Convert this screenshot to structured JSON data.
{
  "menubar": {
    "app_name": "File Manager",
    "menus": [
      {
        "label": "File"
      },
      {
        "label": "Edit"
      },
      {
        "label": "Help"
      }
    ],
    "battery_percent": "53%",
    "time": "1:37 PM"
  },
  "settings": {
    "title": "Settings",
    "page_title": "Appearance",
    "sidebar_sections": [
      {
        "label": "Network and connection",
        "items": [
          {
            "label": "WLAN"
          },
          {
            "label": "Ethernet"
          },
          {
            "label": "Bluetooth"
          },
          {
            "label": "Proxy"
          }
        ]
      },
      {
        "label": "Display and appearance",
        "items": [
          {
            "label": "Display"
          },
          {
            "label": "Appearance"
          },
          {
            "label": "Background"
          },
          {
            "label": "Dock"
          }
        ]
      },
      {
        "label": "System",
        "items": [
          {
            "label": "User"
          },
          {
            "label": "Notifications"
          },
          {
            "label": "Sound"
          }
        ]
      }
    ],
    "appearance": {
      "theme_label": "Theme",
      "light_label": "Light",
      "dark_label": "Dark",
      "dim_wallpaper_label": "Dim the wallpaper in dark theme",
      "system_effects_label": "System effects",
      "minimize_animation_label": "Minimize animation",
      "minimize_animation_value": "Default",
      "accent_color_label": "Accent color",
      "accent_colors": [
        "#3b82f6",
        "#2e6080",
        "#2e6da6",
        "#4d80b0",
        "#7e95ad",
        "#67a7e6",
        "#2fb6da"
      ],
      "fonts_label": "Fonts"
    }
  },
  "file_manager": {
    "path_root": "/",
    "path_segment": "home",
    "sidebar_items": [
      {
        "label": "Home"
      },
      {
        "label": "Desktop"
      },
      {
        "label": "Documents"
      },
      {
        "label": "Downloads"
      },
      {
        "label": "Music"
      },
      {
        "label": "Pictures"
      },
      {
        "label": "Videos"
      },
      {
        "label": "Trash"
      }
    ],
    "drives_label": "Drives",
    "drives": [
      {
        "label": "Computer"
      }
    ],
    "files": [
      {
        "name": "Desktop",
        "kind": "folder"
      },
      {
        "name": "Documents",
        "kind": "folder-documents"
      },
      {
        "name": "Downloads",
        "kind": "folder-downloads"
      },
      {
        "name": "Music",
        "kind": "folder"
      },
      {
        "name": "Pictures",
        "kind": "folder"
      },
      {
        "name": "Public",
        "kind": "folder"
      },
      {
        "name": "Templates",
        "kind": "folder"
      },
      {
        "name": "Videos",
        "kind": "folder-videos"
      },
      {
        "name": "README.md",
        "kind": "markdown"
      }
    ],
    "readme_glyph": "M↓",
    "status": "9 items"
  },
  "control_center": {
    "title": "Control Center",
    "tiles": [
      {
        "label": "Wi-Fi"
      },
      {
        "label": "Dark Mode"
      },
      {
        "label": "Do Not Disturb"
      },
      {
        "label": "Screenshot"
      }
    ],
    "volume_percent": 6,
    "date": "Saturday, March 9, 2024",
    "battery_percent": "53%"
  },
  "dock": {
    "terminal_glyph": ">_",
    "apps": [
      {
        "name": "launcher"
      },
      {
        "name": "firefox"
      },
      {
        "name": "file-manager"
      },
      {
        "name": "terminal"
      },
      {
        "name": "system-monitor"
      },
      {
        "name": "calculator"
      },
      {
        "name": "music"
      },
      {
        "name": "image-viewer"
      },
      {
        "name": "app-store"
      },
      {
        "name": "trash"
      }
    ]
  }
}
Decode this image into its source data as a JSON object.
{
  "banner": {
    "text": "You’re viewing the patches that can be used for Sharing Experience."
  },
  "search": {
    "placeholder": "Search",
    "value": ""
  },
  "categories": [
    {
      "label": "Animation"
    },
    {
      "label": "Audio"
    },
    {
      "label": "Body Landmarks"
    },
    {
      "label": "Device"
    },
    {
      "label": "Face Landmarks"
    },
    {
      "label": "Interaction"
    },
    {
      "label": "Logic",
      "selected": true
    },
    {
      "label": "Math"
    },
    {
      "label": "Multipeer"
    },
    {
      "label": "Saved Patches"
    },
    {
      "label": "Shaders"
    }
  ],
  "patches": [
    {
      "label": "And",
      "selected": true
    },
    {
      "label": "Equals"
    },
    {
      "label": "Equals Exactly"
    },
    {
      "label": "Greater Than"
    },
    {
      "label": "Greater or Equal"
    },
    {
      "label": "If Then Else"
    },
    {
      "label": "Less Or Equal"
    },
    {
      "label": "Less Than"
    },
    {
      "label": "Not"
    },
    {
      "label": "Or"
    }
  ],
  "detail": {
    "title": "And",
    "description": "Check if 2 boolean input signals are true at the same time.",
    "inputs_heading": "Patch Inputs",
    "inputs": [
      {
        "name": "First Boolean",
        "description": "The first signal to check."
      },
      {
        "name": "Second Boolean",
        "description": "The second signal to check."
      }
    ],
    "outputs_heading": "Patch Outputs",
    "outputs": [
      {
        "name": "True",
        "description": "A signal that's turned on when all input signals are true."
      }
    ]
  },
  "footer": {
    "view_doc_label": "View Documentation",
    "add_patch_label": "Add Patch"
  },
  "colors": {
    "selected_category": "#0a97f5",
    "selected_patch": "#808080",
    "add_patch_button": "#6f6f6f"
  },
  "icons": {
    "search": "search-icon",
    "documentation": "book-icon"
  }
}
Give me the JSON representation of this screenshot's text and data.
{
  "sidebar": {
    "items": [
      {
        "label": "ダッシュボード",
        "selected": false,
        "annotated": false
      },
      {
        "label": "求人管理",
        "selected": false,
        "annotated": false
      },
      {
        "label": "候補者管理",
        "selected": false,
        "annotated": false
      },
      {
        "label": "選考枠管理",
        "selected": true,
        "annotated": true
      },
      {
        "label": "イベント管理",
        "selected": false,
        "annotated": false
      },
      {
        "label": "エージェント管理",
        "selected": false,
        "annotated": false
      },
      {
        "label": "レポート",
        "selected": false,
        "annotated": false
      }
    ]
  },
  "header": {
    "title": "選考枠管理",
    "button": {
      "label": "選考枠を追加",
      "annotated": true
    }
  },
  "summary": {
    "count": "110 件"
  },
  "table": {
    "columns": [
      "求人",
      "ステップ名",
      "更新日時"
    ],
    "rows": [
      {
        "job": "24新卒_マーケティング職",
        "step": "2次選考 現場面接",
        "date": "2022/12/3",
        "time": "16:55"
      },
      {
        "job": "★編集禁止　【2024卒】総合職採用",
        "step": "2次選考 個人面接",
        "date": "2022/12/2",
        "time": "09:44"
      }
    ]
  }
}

WHAT IS REQUIRED: List every line above that holds the word "data".

RIGHT ANSWER:
Convert this screenshot to structured JSON data.
Decode this image into its source data as a JSON object.
Give me the JSON representation of this screenshot's text and data.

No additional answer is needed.